Extracted records:
•••

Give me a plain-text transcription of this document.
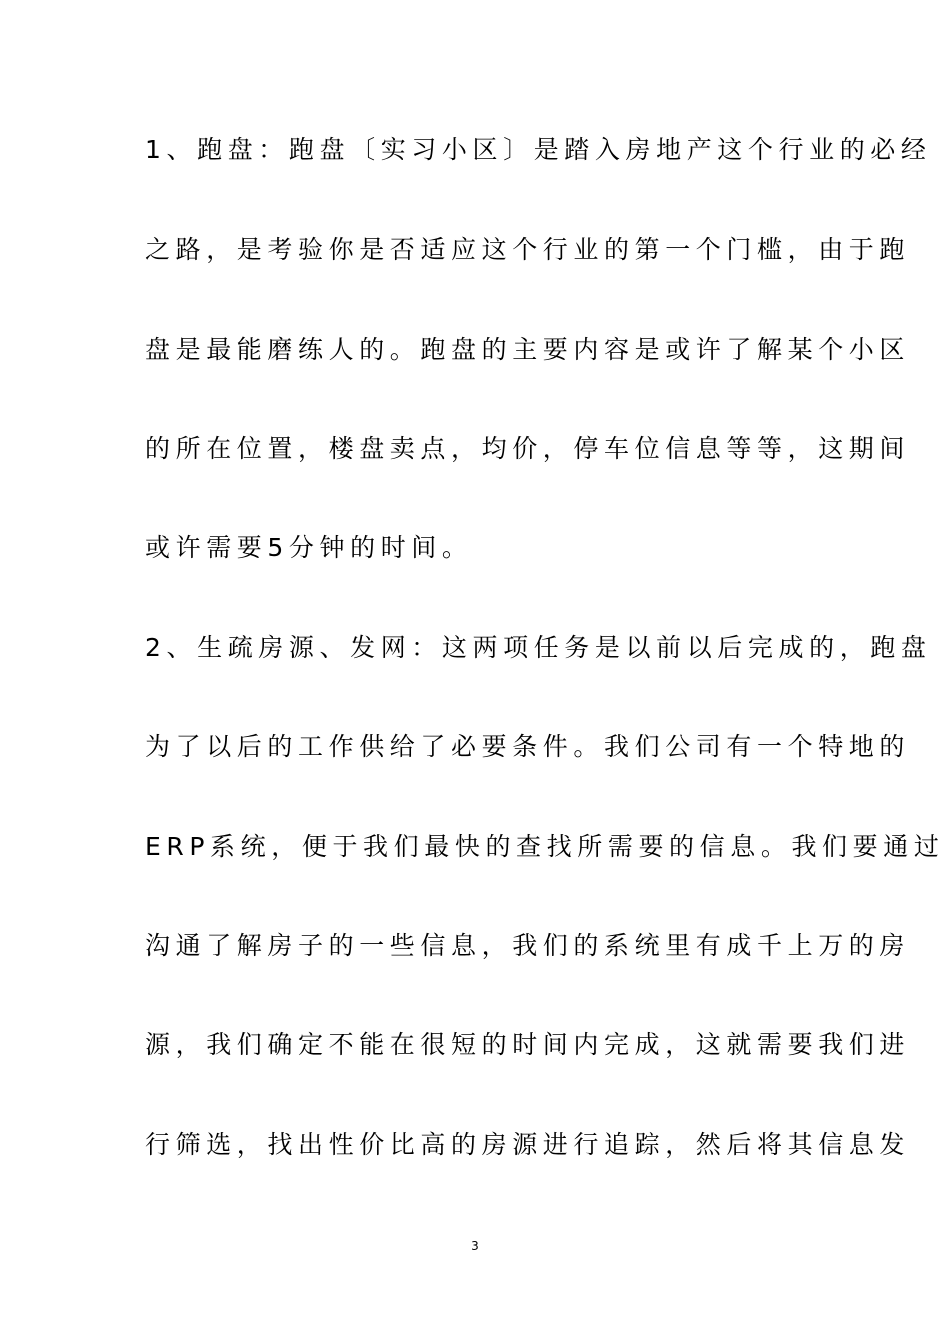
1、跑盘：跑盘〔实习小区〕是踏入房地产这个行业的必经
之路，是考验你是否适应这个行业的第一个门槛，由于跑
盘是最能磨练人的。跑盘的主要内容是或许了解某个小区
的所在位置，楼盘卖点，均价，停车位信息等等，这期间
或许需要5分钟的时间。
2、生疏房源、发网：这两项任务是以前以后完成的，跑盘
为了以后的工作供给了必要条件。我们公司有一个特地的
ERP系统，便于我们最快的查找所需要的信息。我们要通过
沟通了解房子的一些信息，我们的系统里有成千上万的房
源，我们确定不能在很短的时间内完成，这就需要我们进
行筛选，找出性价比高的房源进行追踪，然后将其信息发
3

•••

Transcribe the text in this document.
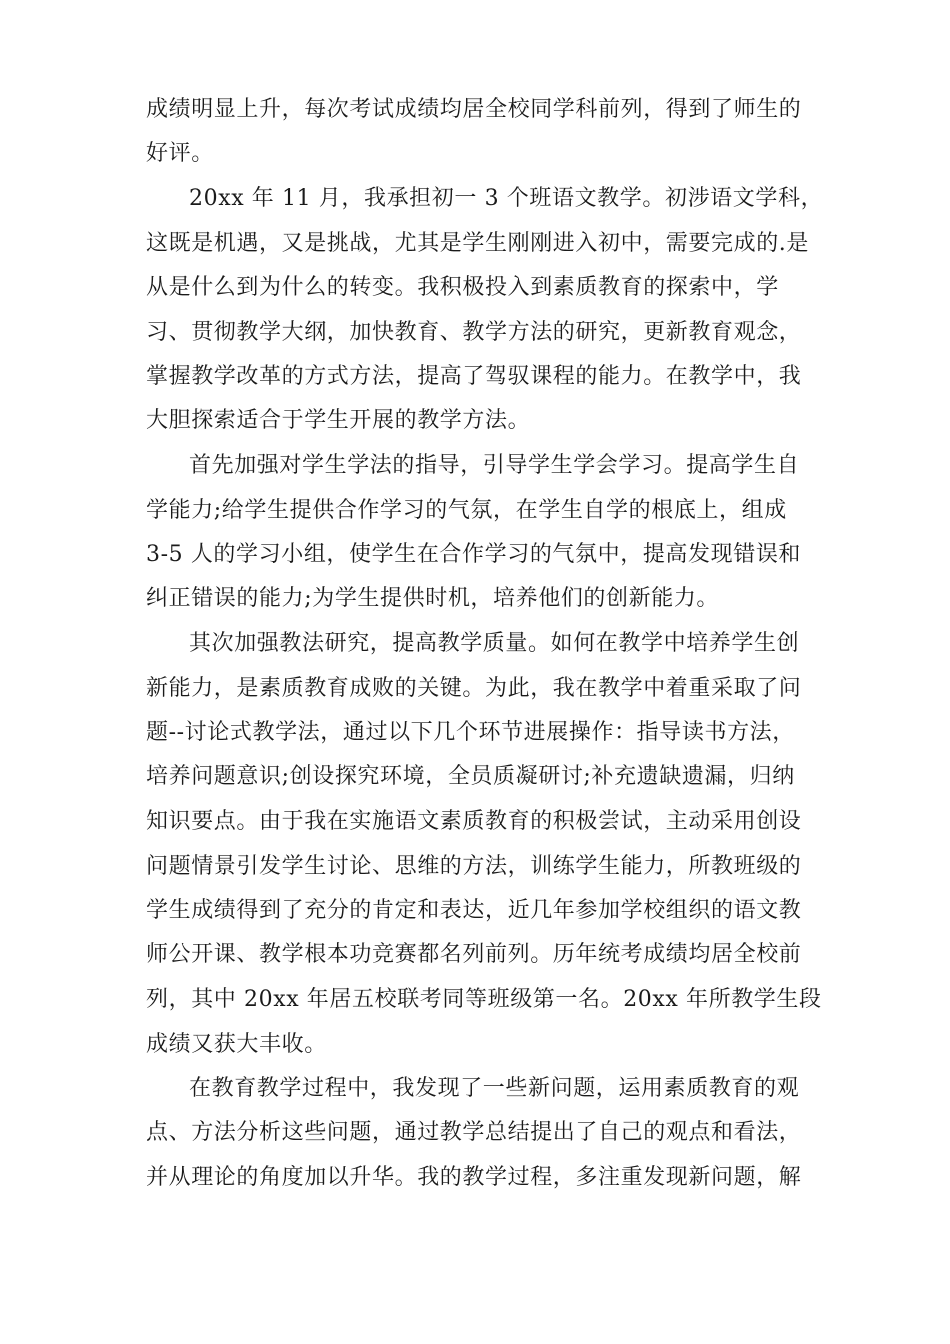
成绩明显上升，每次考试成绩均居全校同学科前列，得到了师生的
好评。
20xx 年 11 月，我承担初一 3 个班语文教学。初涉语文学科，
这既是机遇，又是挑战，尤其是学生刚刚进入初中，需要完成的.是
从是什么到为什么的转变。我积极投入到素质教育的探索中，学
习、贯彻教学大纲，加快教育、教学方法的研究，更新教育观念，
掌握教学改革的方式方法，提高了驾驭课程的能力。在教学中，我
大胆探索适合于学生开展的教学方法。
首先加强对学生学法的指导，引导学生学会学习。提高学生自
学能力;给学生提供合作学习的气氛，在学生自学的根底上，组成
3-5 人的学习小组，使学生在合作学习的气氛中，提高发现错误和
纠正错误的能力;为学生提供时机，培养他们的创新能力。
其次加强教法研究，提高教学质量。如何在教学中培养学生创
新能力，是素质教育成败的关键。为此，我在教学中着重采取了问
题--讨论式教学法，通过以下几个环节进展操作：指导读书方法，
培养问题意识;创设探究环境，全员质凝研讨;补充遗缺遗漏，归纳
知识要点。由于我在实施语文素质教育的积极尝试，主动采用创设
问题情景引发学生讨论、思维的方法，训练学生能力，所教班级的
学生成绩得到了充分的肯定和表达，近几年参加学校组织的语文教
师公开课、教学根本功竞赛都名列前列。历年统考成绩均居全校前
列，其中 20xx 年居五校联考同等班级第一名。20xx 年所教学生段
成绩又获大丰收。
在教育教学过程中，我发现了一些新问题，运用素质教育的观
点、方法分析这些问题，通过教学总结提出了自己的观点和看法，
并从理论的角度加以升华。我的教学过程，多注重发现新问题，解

•••

### Task instructions
Which lines include "text"? Copy each of them out.

### Answer below
Give me a plain-text transcription of this document.
Transcribe the text in this document.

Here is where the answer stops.